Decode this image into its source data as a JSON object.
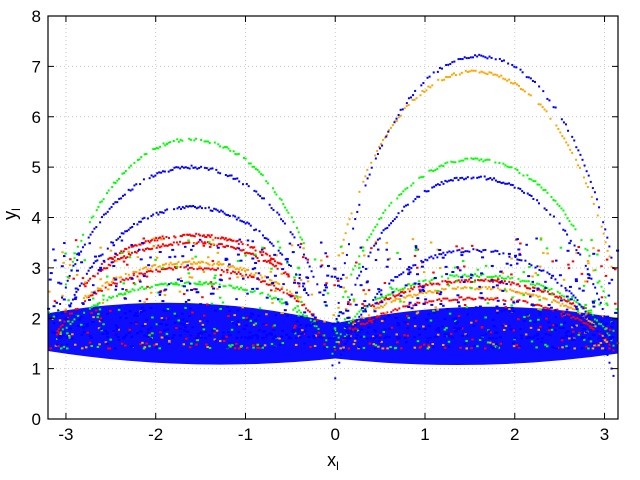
{
  "chart_data": {
    "type": "scatter",
    "title": "",
    "xlabel": "x",
    "xlabel_sub": "l",
    "ylabel": "y",
    "ylabel_sub": "l",
    "xlim": [
      -3.2,
      3.15
    ],
    "ylim": [
      0,
      8
    ],
    "x_ticks": [
      -3,
      -2,
      -1,
      0,
      1,
      2,
      3
    ],
    "y_ticks": [
      0,
      1,
      2,
      3,
      4,
      5,
      6,
      7,
      8
    ],
    "grid": true,
    "legend": "none",
    "series": [
      {
        "color": "#ff0000",
        "description_points": "dense trajectory arcs, concentrated near y 1.3-3.6",
        "arcs": [
          {
            "cx": -1.6,
            "cy": 1.0,
            "rx": 1.6,
            "ry": 2.65,
            "x_from": -2.6,
            "x_to": -0.6
          },
          {
            "cx": -1.6,
            "cy": 1.0,
            "rx": 1.6,
            "ry": 2.5,
            "x_from": -2.8,
            "x_to": -0.4
          },
          {
            "cx": -1.6,
            "cy": 1.0,
            "rx": 1.6,
            "ry": 2.0,
            "x_from": -3.1,
            "x_to": -0.2
          },
          {
            "cx": 1.55,
            "cy": 1.0,
            "rx": 1.6,
            "ry": 1.75,
            "x_from": 0.4,
            "x_to": 2.7
          },
          {
            "cx": 1.55,
            "cy": 1.0,
            "rx": 1.6,
            "ry": 1.4,
            "x_from": 0.0,
            "x_to": 3.1
          }
        ]
      },
      {
        "color": "#ffa500",
        "arcs": [
          {
            "cx": 1.55,
            "cy": 0.0,
            "rx": 1.7,
            "ry": 6.9,
            "x_from": 0.05,
            "x_to": 3.1
          },
          {
            "cx": -1.6,
            "cy": 1.0,
            "rx": 1.6,
            "ry": 2.1,
            "x_from": -2.8,
            "x_to": -0.4
          },
          {
            "cx": 1.55,
            "cy": 1.0,
            "rx": 1.6,
            "ry": 1.6,
            "x_from": 0.2,
            "x_to": 2.9
          }
        ]
      },
      {
        "color": "#00ff00",
        "arcs": [
          {
            "cx": -1.6,
            "cy": 0.0,
            "rx": 1.6,
            "ry": 5.55,
            "x_from": -3.0,
            "x_to": -0.35
          },
          {
            "cx": 1.55,
            "cy": 0.0,
            "rx": 1.65,
            "ry": 5.15,
            "x_from": 0.0,
            "x_to": 3.1
          },
          {
            "cx": -1.6,
            "cy": 1.0,
            "rx": 1.6,
            "ry": 1.7,
            "x_from": -3.1,
            "x_to": -0.1
          },
          {
            "cx": 1.55,
            "cy": 1.0,
            "rx": 1.6,
            "ry": 1.85,
            "x_from": -0.1,
            "x_to": 3.1
          }
        ]
      },
      {
        "color": "#0000ff",
        "arcs": [
          {
            "cx": 1.6,
            "cy": 0.0,
            "rx": 1.65,
            "ry": 7.2,
            "x_from": -0.1,
            "x_to": 3.1
          },
          {
            "cx": -1.6,
            "cy": 0.0,
            "rx": 1.65,
            "ry": 5.0,
            "x_from": -3.15,
            "x_to": -0.2
          },
          {
            "cx": -1.6,
            "cy": 0.0,
            "rx": 1.6,
            "ry": 4.2,
            "x_from": -3.0,
            "x_to": -0.3
          },
          {
            "cx": 1.55,
            "cy": 0.0,
            "rx": 1.6,
            "ry": 4.8,
            "x_from": 0.1,
            "x_to": 3.0
          },
          {
            "cx": 1.55,
            "cy": 0.0,
            "rx": 1.6,
            "ry": 3.35,
            "x_from": 0.0,
            "x_to": 3.1
          }
        ]
      }
    ],
    "dense_band": {
      "color": "#0000ff",
      "y_from": 1.0,
      "y_to": 1.9,
      "x_from": -3.2,
      "x_to": 3.15
    }
  }
}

★ ★ ★ ★

● **Stated goal**: What is needed is an exact reproduction of the data, pictures excluded.

● **Solution**:
Decode this image into its source data as a JSON object.
{
  "chart_data": {
    "type": "scatter",
    "title": "",
    "xlabel": "x",
    "xlabel_sub": "l",
    "ylabel": "y",
    "ylabel_sub": "l",
    "xlim": [
      -3.2,
      3.15
    ],
    "ylim": [
      0,
      8
    ],
    "x_ticks": [
      -3,
      -2,
      -1,
      0,
      1,
      2,
      3
    ],
    "y_ticks": [
      0,
      1,
      2,
      3,
      4,
      5,
      6,
      7,
      8
    ],
    "grid": true,
    "legend": "none",
    "series": [
      {
        "color": "#ff0000",
        "description_points": "dense trajectory arcs, concentrated near y 1.3-3.6",
        "arcs": [
          {
            "cx": -1.6,
            "cy": 1.0,
            "rx": 1.6,
            "ry": 2.65,
            "x_from": -2.6,
            "x_to": -0.6
          },
          {
            "cx": -1.6,
            "cy": 1.0,
            "rx": 1.6,
            "ry": 2.5,
            "x_from": -2.8,
            "x_to": -0.4
          },
          {
            "cx": -1.6,
            "cy": 1.0,
            "rx": 1.6,
            "ry": 2.0,
            "x_from": -3.1,
            "x_to": -0.2
          },
          {
            "cx": 1.55,
            "cy": 1.0,
            "rx": 1.6,
            "ry": 1.75,
            "x_from": 0.4,
            "x_to": 2.7
          },
          {
            "cx": 1.55,
            "cy": 1.0,
            "rx": 1.6,
            "ry": 1.4,
            "x_from": 0.0,
            "x_to": 3.1
          }
        ]
      },
      {
        "color": "#ffa500",
        "arcs": [
          {
            "cx": 1.55,
            "cy": 0.0,
            "rx": 1.7,
            "ry": 6.9,
            "x_from": 0.05,
            "x_to": 3.1
          },
          {
            "cx": -1.6,
            "cy": 1.0,
            "rx": 1.6,
            "ry": 2.1,
            "x_from": -2.8,
            "x_to": -0.4
          },
          {
            "cx": 1.55,
            "cy": 1.0,
            "rx": 1.6,
            "ry": 1.6,
            "x_from": 0.2,
            "x_to": 2.9
          }
        ]
      },
      {
        "color": "#00ff00",
        "arcs": [
          {
            "cx": -1.6,
            "cy": 0.0,
            "rx": 1.6,
            "ry": 5.55,
            "x_from": -3.0,
            "x_to": -0.35
          },
          {
            "cx": 1.55,
            "cy": 0.0,
            "rx": 1.65,
            "ry": 5.15,
            "x_from": 0.0,
            "x_to": 3.1
          },
          {
            "cx": -1.6,
            "cy": 1.0,
            "rx": 1.6,
            "ry": 1.7,
            "x_from": -3.1,
            "x_to": -0.1
          },
          {
            "cx": 1.55,
            "cy": 1.0,
            "rx": 1.6,
            "ry": 1.85,
            "x_from": -0.1,
            "x_to": 3.1
          }
        ]
      },
      {
        "color": "#0000ff",
        "arcs": [
          {
            "cx": 1.6,
            "cy": 0.0,
            "rx": 1.65,
            "ry": 7.2,
            "x_from": -0.1,
            "x_to": 3.1
          },
          {
            "cx": -1.6,
            "cy": 0.0,
            "rx": 1.65,
            "ry": 5.0,
            "x_from": -3.15,
            "x_to": -0.2
          },
          {
            "cx": -1.6,
            "cy": 0.0,
            "rx": 1.6,
            "ry": 4.2,
            "x_from": -3.0,
            "x_to": -0.3
          },
          {
            "cx": 1.55,
            "cy": 0.0,
            "rx": 1.6,
            "ry": 4.8,
            "x_from": 0.1,
            "x_to": 3.0
          },
          {
            "cx": 1.55,
            "cy": 0.0,
            "rx": 1.6,
            "ry": 3.35,
            "x_from": 0.0,
            "x_to": 3.1
          }
        ]
      }
    ],
    "dense_band": {
      "color": "#0000ff",
      "y_from": 1.0,
      "y_to": 1.9,
      "x_from": -3.2,
      "x_to": 3.15
    }
  }
}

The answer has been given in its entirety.